--- Problem details ---
Compute how many lines in the entries below contain "type", and output nothing but the number.

## begin

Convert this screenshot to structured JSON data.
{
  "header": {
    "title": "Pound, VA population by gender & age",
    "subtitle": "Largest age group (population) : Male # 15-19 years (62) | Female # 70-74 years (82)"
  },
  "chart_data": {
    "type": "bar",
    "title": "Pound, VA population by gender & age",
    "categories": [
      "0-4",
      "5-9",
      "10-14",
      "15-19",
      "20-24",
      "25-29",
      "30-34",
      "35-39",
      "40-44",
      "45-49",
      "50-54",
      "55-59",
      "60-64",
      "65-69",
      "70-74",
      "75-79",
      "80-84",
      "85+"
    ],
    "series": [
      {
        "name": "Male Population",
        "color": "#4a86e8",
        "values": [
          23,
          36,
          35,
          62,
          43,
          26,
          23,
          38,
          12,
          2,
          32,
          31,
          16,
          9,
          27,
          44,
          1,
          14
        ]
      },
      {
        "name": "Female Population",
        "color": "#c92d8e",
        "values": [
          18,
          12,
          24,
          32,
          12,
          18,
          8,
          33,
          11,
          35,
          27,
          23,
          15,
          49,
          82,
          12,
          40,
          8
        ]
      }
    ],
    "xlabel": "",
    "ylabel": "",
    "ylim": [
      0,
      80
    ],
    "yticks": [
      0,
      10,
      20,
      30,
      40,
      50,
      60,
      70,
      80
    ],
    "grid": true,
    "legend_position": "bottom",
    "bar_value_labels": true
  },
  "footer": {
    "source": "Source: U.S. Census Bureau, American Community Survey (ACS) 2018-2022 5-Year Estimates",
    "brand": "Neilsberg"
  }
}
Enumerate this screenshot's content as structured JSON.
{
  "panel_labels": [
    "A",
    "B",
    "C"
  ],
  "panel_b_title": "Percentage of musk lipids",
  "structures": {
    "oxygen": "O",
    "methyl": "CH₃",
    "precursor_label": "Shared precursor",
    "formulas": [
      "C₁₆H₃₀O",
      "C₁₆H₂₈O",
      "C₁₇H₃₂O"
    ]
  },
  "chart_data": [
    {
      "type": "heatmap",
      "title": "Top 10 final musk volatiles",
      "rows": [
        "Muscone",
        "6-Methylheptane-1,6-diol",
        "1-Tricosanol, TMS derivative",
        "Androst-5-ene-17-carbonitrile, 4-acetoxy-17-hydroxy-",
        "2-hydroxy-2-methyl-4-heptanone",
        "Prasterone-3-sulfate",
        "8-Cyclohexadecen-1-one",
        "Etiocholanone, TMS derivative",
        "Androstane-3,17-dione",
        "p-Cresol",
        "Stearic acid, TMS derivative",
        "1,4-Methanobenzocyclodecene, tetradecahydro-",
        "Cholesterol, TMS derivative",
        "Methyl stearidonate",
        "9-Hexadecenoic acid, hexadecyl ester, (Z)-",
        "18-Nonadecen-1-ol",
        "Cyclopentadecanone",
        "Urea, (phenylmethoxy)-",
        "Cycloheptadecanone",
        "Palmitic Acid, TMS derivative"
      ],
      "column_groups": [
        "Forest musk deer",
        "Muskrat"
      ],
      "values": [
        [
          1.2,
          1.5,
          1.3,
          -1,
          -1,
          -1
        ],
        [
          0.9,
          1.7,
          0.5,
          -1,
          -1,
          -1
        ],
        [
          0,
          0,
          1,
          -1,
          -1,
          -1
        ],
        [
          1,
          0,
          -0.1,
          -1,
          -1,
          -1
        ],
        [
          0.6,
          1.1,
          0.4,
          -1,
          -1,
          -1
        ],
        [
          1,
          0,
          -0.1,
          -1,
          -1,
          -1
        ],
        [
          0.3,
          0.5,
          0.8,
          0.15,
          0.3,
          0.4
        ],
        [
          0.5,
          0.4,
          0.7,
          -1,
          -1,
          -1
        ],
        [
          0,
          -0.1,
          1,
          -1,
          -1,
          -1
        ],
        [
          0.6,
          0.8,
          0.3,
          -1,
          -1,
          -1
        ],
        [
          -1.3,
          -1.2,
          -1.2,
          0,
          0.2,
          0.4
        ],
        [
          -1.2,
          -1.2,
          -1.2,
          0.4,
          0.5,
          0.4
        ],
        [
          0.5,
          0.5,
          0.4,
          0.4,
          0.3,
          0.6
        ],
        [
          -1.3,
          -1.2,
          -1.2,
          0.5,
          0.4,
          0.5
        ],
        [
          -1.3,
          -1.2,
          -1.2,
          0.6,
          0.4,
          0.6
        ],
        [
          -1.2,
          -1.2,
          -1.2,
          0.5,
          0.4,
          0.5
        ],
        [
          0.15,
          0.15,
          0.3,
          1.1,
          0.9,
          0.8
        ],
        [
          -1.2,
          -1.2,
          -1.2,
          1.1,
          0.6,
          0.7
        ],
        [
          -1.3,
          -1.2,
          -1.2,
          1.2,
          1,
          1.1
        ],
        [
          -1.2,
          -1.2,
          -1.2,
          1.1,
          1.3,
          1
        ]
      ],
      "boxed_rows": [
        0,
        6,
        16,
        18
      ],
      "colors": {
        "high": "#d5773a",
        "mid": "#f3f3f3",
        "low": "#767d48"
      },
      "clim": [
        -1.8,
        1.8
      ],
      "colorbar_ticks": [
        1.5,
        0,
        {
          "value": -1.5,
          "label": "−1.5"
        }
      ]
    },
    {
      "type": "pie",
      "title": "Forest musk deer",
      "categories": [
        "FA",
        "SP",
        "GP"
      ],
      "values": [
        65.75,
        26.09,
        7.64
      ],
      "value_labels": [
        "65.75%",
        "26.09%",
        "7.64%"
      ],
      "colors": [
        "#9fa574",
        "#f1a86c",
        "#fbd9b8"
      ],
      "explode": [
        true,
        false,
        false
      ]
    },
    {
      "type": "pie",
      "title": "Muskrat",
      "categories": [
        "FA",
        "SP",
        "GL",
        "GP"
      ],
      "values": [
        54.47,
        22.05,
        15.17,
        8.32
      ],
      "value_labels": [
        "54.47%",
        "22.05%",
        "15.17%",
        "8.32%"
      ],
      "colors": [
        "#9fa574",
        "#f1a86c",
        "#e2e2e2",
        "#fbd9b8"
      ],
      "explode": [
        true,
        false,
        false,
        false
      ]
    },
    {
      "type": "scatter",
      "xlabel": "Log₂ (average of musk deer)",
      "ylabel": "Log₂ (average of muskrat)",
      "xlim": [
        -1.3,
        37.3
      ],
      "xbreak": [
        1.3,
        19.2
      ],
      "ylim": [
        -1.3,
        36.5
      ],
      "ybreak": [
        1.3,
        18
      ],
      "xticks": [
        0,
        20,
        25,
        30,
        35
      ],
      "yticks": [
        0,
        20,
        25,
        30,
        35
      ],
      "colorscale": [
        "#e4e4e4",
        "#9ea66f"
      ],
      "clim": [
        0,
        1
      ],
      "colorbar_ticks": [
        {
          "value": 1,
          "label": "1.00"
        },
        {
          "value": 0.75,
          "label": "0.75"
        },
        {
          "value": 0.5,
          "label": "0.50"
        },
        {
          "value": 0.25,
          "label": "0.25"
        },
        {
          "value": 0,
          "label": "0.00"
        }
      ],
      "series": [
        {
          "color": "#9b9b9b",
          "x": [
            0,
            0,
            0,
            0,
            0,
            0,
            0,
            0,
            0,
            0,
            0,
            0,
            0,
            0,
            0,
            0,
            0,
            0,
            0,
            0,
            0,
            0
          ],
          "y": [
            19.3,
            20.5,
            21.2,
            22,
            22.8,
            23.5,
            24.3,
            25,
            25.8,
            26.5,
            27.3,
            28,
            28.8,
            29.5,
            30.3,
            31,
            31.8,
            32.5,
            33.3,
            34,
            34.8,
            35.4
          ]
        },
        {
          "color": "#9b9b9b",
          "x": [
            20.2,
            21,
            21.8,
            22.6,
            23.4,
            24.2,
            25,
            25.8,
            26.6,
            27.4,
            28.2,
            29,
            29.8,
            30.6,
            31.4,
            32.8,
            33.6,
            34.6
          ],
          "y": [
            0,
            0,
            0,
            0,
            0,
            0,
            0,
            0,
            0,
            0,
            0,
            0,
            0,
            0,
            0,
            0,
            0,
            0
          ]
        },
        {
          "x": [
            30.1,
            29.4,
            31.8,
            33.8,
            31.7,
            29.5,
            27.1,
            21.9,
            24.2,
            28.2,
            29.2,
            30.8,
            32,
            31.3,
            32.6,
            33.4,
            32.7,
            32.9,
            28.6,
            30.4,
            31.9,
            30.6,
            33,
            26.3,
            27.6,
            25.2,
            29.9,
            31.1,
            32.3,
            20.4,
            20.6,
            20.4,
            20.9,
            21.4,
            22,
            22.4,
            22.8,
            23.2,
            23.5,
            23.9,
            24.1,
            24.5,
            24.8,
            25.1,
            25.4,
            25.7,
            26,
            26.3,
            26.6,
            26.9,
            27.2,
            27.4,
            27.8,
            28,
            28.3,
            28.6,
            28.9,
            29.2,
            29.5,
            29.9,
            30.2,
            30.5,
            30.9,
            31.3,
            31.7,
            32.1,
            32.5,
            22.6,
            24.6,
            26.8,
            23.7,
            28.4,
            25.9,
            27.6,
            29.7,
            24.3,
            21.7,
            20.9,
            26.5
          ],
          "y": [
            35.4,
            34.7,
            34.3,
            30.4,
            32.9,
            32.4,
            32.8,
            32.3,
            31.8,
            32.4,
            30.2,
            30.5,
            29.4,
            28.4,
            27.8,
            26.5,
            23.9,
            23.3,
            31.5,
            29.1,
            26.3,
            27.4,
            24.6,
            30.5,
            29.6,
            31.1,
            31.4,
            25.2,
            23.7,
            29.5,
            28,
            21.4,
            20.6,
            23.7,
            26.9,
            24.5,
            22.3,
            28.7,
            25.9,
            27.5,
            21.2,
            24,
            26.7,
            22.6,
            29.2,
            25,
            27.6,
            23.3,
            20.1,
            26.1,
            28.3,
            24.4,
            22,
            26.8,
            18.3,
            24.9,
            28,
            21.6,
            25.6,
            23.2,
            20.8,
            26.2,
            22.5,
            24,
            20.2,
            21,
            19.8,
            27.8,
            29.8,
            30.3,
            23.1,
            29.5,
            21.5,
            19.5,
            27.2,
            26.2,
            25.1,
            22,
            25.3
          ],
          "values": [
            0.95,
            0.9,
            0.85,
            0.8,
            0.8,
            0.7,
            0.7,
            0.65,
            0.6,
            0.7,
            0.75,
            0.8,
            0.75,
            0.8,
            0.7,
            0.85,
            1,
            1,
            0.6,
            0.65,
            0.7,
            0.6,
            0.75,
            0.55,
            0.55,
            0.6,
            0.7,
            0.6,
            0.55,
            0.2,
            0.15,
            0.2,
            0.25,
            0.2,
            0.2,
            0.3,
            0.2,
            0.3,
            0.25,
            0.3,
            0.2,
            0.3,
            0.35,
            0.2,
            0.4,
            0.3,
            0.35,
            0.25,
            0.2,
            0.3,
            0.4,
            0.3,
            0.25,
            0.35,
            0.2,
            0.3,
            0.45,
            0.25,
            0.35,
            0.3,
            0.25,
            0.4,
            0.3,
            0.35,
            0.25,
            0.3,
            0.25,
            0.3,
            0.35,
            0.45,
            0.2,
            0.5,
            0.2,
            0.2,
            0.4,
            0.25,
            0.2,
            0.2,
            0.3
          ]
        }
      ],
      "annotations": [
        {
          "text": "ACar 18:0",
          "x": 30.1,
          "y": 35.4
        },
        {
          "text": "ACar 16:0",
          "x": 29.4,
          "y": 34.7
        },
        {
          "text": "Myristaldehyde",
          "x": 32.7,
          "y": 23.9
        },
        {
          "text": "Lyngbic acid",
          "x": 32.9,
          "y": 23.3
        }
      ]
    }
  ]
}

## end

--- Completed exercise ---
5